Set task:
Collect all lines from the records below that include the word "inflation".

-- start Records --

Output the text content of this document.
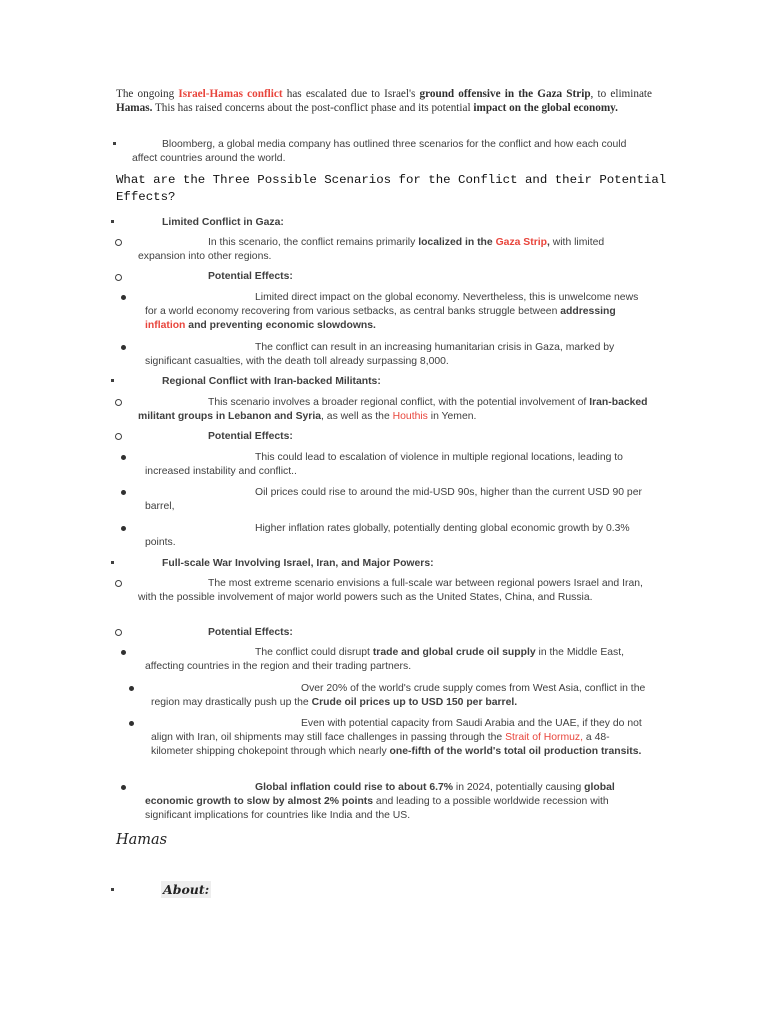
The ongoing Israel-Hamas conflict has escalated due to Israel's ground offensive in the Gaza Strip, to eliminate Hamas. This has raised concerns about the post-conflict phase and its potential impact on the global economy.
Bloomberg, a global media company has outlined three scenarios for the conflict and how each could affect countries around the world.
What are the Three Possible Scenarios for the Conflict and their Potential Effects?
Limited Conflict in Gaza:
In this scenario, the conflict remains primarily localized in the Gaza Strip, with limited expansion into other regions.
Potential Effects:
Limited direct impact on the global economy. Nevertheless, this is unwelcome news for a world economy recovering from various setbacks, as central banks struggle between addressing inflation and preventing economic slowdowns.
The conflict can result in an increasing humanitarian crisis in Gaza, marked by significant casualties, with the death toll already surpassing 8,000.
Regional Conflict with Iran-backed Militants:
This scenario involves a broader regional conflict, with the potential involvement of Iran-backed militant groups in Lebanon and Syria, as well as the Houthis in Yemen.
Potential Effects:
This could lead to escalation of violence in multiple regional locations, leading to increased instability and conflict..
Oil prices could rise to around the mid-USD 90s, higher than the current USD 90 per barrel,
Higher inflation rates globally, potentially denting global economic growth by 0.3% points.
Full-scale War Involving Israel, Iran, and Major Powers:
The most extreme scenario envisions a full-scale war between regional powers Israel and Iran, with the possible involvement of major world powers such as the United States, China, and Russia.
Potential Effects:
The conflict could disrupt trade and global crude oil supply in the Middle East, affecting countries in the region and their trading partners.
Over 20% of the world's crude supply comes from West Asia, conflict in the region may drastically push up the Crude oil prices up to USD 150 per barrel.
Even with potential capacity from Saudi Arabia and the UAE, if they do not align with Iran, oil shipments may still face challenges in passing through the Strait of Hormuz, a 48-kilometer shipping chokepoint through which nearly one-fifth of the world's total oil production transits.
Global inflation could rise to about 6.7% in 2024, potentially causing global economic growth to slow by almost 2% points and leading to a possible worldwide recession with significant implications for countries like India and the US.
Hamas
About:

-- end Records --
-- start Records --

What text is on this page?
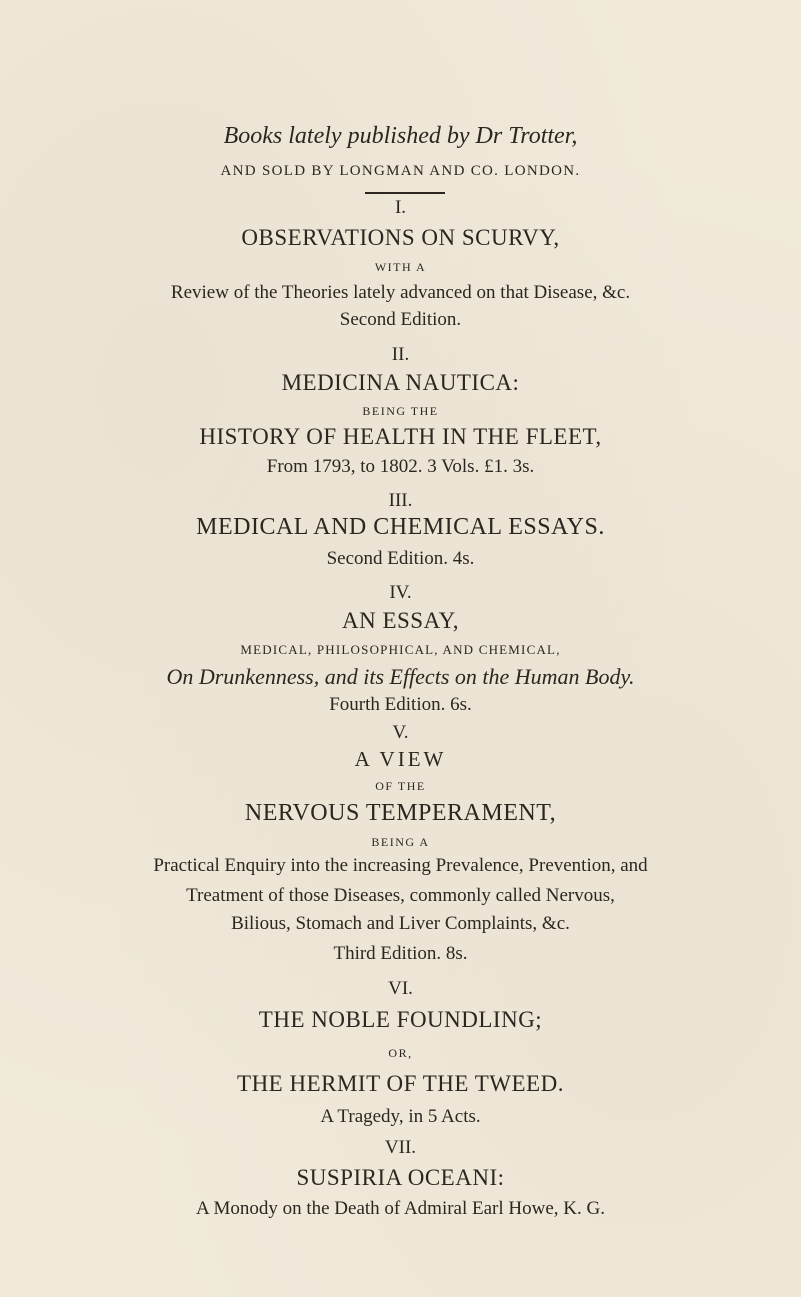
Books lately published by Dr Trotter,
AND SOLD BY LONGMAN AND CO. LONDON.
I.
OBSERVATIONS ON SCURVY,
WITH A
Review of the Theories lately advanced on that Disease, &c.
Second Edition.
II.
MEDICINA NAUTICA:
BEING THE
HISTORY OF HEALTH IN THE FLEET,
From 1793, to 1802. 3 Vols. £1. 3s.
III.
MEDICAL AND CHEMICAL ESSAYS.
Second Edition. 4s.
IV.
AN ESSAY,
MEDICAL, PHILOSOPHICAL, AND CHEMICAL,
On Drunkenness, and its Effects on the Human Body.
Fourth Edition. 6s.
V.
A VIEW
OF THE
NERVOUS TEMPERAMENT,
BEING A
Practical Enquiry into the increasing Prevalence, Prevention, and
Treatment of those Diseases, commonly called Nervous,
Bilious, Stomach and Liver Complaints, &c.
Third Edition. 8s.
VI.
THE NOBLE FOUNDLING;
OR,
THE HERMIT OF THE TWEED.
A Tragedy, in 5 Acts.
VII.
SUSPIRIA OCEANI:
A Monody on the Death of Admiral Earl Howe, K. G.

-- end Records --

Exercise result:
Limited direct impact on the global economy. Nevertheless, this is unwelcome news for a world economy recovering from various setbacks, as central banks struggle between addressing inflation and preventing economic slowdowns.
Higher inflation rates globally, potentially denting global economic growth by 0.3% points.
Global inflation could rise to about 6.7% in 2024, potentially causing global economic growth to slow by almost 2% points and leading to a possible worldwide recession with significant implications for countries like India and the US.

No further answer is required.